→ Exercise aim: Extract each line of the data and write it out again exactly.

(Dataset rows)
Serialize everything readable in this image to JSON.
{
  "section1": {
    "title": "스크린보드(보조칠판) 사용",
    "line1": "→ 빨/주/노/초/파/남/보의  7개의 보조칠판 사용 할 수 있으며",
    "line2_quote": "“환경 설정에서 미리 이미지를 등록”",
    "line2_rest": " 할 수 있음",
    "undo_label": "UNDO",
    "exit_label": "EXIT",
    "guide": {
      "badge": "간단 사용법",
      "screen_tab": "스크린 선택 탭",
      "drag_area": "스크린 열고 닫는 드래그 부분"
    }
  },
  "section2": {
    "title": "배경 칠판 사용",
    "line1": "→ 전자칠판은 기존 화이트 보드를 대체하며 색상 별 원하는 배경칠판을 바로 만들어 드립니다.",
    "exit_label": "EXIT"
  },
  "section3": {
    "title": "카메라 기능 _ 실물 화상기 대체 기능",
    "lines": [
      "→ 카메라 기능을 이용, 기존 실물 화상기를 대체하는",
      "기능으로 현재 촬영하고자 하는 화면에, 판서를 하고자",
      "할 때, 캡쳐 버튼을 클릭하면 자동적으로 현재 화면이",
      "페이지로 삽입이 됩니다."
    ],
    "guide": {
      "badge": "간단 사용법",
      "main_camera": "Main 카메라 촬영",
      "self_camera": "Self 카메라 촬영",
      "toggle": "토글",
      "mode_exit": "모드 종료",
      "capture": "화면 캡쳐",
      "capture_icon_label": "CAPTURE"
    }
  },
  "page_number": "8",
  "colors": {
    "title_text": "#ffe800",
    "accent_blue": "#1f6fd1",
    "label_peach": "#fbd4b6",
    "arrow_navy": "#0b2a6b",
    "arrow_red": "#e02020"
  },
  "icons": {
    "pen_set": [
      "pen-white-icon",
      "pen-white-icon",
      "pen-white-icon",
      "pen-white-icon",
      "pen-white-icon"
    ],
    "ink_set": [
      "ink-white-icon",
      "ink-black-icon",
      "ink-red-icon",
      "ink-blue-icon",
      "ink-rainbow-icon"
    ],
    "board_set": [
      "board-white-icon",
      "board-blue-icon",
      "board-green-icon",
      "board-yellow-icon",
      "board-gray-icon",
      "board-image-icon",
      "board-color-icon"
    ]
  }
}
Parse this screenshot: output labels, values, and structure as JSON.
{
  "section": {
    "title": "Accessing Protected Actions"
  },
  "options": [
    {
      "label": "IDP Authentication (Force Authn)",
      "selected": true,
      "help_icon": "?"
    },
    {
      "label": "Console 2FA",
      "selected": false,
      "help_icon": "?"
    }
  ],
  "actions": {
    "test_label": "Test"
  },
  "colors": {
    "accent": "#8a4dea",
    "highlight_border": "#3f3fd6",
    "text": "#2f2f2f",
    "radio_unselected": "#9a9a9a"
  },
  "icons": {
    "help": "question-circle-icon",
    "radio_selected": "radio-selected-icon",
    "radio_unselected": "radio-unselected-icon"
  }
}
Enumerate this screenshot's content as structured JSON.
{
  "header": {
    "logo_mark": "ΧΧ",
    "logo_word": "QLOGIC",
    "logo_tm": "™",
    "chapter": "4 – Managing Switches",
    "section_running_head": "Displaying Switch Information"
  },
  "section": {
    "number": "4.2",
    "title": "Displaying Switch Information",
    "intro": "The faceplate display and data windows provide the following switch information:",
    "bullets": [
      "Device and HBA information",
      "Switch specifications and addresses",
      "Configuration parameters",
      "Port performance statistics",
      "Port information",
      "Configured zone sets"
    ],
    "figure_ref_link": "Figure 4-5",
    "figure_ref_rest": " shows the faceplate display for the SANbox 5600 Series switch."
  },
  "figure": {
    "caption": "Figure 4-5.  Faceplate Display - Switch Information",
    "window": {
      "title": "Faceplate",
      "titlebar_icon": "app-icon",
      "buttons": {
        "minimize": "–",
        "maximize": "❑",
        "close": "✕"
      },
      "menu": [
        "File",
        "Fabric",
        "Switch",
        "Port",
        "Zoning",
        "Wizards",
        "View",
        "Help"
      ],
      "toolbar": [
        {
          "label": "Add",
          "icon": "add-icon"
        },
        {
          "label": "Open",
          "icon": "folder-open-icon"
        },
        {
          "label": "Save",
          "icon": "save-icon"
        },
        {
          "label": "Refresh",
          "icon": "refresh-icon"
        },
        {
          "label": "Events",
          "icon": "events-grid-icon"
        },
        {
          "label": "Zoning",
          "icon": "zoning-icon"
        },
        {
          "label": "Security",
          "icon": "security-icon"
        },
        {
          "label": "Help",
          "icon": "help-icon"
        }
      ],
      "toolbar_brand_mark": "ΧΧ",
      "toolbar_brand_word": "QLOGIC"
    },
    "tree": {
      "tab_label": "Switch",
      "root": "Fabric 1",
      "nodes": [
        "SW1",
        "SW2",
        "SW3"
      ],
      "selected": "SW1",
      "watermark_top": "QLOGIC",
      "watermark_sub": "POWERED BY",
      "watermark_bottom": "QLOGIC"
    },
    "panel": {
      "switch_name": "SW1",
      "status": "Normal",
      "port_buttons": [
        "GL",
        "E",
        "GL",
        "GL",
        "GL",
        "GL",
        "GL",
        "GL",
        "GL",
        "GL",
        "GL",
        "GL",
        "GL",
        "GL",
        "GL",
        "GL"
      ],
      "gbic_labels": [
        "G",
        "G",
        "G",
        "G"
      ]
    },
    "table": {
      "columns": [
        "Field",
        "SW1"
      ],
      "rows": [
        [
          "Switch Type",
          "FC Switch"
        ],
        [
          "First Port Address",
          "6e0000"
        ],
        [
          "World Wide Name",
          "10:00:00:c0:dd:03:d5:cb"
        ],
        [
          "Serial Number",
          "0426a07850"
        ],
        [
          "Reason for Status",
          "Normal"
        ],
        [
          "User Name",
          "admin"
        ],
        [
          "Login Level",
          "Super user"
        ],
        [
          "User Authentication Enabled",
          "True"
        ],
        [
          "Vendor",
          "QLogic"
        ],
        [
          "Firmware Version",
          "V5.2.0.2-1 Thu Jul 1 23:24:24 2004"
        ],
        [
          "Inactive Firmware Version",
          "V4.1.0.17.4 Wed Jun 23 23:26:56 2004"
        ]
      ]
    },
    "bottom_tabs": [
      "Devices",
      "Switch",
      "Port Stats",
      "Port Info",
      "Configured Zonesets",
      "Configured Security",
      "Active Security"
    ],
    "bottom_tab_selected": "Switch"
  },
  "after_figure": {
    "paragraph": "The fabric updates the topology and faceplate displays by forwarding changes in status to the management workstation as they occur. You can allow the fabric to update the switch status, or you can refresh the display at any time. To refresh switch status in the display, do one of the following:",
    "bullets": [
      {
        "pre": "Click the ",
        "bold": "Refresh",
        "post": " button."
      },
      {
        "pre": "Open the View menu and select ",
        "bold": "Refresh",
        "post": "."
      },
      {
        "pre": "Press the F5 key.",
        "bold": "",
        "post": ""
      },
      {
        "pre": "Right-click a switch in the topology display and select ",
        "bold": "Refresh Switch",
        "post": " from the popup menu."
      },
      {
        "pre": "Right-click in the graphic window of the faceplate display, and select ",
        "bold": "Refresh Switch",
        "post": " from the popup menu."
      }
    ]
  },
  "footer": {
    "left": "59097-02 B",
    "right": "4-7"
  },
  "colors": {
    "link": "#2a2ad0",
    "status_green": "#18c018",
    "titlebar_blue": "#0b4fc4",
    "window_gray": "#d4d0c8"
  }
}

→ Written solution:
Serialize everything readable in this image to JSON.
{
  "section1": {
    "title": "스크린보드(보조칠판) 사용",
    "line1": "→ 빨/주/노/초/파/남/보의  7개의 보조칠판 사용 할 수 있으며",
    "line2_quote": "“환경 설정에서 미리 이미지를 등록”",
    "line2_rest": " 할 수 있음",
    "undo_label": "UNDO",
    "exit_label": "EXIT",
    "guide": {
      "badge": "간단 사용법",
      "screen_tab": "스크린 선택 탭",
      "drag_area": "스크린 열고 닫는 드래그 부분"
    }
  },
  "section2": {
    "title": "배경 칠판 사용",
    "line1": "→ 전자칠판은 기존 화이트 보드를 대체하며 색상 별 원하는 배경칠판을 바로 만들어 드립니다.",
    "exit_label": "EXIT"
  },
  "section3": {
    "title": "카메라 기능 _ 실물 화상기 대체 기능",
    "lines": [
      "→ 카메라 기능을 이용, 기존 실물 화상기를 대체하는",
      "기능으로 현재 촬영하고자 하는 화면에, 판서를 하고자",
      "할 때, 캡쳐 버튼을 클릭하면 자동적으로 현재 화면이",
      "페이지로 삽입이 됩니다."
    ],
    "guide": {
      "badge": "간단 사용법",
      "main_camera": "Main 카메라 촬영",
      "self_camera": "Self 카메라 촬영",
      "toggle": "토글",
      "mode_exit": "모드 종료",
      "capture": "화면 캡쳐",
      "capture_icon_label": "CAPTURE"
    }
  },
  "page_number": "8",
  "colors": {
    "title_text": "#ffe800",
    "accent_blue": "#1f6fd1",
    "label_peach": "#fbd4b6",
    "arrow_navy": "#0b2a6b",
    "arrow_red": "#e02020"
  },
  "icons": {
    "pen_set": [
      "pen-white-icon",
      "pen-white-icon",
      "pen-white-icon",
      "pen-white-icon",
      "pen-white-icon"
    ],
    "ink_set": [
      "ink-white-icon",
      "ink-black-icon",
      "ink-red-icon",
      "ink-blue-icon",
      "ink-rainbow-icon"
    ],
    "board_set": [
      "board-white-icon",
      "board-blue-icon",
      "board-green-icon",
      "board-yellow-icon",
      "board-gray-icon",
      "board-image-icon",
      "board-color-icon"
    ]
  }
}
Parse this screenshot: output labels, values, and structure as JSON.
{
  "section": {
    "title": "Accessing Protected Actions"
  },
  "options": [
    {
      "label": "IDP Authentication (Force Authn)",
      "selected": true,
      "help_icon": "?"
    },
    {
      "label": "Console 2FA",
      "selected": false,
      "help_icon": "?"
    }
  ],
  "actions": {
    "test_label": "Test"
  },
  "colors": {
    "accent": "#8a4dea",
    "highlight_border": "#3f3fd6",
    "text": "#2f2f2f",
    "radio_unselected": "#9a9a9a"
  },
  "icons": {
    "help": "question-circle-icon",
    "radio_selected": "radio-selected-icon",
    "radio_unselected": "radio-unselected-icon"
  }
}
Enumerate this screenshot's content as structured JSON.
{
  "header": {
    "logo_mark": "ΧΧ",
    "logo_word": "QLOGIC",
    "logo_tm": "™",
    "chapter": "4 – Managing Switches",
    "section_running_head": "Displaying Switch Information"
  },
  "section": {
    "number": "4.2",
    "title": "Displaying Switch Information",
    "intro": "The faceplate display and data windows provide the following switch information:",
    "bullets": [
      "Device and HBA information",
      "Switch specifications and addresses",
      "Configuration parameters",
      "Port performance statistics",
      "Port information",
      "Configured zone sets"
    ],
    "figure_ref_link": "Figure 4-5",
    "figure_ref_rest": " shows the faceplate display for the SANbox 5600 Series switch."
  },
  "figure": {
    "caption": "Figure 4-5.  Faceplate Display - Switch Information",
    "window": {
      "title": "Faceplate",
      "titlebar_icon": "app-icon",
      "buttons": {
        "minimize": "–",
        "maximize": "❑",
        "close": "✕"
      },
      "menu": [
        "File",
        "Fabric",
        "Switch",
        "Port",
        "Zoning",
        "Wizards",
        "View",
        "Help"
      ],
      "toolbar": [
        {
          "label": "Add",
          "icon": "add-icon"
        },
        {
          "label": "Open",
          "icon": "folder-open-icon"
        },
        {
          "label": "Save",
          "icon": "save-icon"
        },
        {
          "label": "Refresh",
          "icon": "refresh-icon"
        },
        {
          "label": "Events",
          "icon": "events-grid-icon"
        },
        {
          "label": "Zoning",
          "icon": "zoning-icon"
        },
        {
          "label": "Security",
          "icon": "security-icon"
        },
        {
          "label": "Help",
          "icon": "help-icon"
        }
      ],
      "toolbar_brand_mark": "ΧΧ",
      "toolbar_brand_word": "QLOGIC"
    },
    "tree": {
      "tab_label": "Switch",
      "root": "Fabric 1",
      "nodes": [
        "SW1",
        "SW2",
        "SW3"
      ],
      "selected": "SW1",
      "watermark_top": "QLOGIC",
      "watermark_sub": "POWERED BY",
      "watermark_bottom": "QLOGIC"
    },
    "panel": {
      "switch_name": "SW1",
      "status": "Normal",
      "port_buttons": [
        "GL",
        "E",
        "GL",
        "GL",
        "GL",
        "GL",
        "GL",
        "GL",
        "GL",
        "GL",
        "GL",
        "GL",
        "GL",
        "GL",
        "GL",
        "GL"
      ],
      "gbic_labels": [
        "G",
        "G",
        "G",
        "G"
      ]
    },
    "table": {
      "columns": [
        "Field",
        "SW1"
      ],
      "rows": [
        [
          "Switch Type",
          "FC Switch"
        ],
        [
          "First Port Address",
          "6e0000"
        ],
        [
          "World Wide Name",
          "10:00:00:c0:dd:03:d5:cb"
        ],
        [
          "Serial Number",
          "0426a07850"
        ],
        [
          "Reason for Status",
          "Normal"
        ],
        [
          "User Name",
          "admin"
        ],
        [
          "Login Level",
          "Super user"
        ],
        [
          "User Authentication Enabled",
          "True"
        ],
        [
          "Vendor",
          "QLogic"
        ],
        [
          "Firmware Version",
          "V5.2.0.2-1 Thu Jul 1 23:24:24 2004"
        ],
        [
          "Inactive Firmware Version",
          "V4.1.0.17.4 Wed Jun 23 23:26:56 2004"
        ]
      ]
    },
    "bottom_tabs": [
      "Devices",
      "Switch",
      "Port Stats",
      "Port Info",
      "Configured Zonesets",
      "Configured Security",
      "Active Security"
    ],
    "bottom_tab_selected": "Switch"
  },
  "after_figure": {
    "paragraph": "The fabric updates the topology and faceplate displays by forwarding changes in status to the management workstation as they occur. You can allow the fabric to update the switch status, or you can refresh the display at any time. To refresh switch status in the display, do one of the following:",
    "bullets": [
      {
        "pre": "Click the ",
        "bold": "Refresh",
        "post": " button."
      },
      {
        "pre": "Open the View menu and select ",
        "bold": "Refresh",
        "post": "."
      },
      {
        "pre": "Press the F5 key.",
        "bold": "",
        "post": ""
      },
      {
        "pre": "Right-click a switch in the topology display and select ",
        "bold": "Refresh Switch",
        "post": " from the popup menu."
      },
      {
        "pre": "Right-click in the graphic window of the faceplate display, and select ",
        "bold": "Refresh Switch",
        "post": " from the popup menu."
      }
    ]
  },
  "footer": {
    "left": "59097-02 B",
    "right": "4-7"
  },
  "colors": {
    "link": "#2a2ad0",
    "status_green": "#18c018",
    "titlebar_blue": "#0b4fc4",
    "window_gray": "#d4d0c8"
  }
}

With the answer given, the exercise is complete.